• **REQUIRED WORK**
From the listing below, return each line that includes "ffffff".

[Dataset items]
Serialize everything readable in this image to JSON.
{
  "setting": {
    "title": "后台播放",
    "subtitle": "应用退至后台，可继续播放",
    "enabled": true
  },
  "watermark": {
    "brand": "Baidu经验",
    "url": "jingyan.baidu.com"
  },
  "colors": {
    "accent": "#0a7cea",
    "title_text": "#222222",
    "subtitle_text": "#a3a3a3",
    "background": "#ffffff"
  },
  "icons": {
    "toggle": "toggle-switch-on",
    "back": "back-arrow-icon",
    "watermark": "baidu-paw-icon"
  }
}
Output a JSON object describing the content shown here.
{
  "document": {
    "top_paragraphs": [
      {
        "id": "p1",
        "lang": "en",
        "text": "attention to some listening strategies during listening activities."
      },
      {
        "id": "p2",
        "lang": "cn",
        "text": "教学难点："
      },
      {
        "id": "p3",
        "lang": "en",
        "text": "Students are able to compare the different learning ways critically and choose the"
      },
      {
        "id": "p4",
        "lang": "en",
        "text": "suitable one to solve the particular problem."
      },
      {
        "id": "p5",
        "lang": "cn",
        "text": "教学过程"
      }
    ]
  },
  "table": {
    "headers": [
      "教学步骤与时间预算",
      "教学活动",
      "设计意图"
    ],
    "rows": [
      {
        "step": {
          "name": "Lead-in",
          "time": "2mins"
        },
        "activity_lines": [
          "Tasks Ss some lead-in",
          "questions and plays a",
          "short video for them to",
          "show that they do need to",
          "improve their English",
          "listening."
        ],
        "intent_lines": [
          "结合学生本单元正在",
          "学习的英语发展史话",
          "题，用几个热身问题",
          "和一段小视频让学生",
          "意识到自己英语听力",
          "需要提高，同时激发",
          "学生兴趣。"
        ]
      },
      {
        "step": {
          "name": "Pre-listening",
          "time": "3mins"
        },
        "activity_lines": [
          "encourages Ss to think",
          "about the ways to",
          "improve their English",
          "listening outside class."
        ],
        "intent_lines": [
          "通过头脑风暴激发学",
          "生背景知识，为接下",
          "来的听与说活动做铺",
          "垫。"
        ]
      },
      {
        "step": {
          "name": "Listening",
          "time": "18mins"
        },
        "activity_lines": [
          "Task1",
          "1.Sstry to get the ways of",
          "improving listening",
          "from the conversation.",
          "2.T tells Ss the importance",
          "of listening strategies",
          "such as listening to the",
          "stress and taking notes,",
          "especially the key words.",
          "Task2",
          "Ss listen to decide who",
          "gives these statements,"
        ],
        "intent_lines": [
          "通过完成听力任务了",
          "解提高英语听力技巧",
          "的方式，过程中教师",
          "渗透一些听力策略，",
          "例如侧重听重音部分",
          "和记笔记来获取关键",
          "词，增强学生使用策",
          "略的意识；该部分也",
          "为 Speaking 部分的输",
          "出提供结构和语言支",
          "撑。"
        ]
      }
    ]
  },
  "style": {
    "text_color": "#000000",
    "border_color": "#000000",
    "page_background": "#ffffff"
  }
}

• **TASK OUTPUT**
    "background": "#ffffff"
    "page_background": "#ffffff"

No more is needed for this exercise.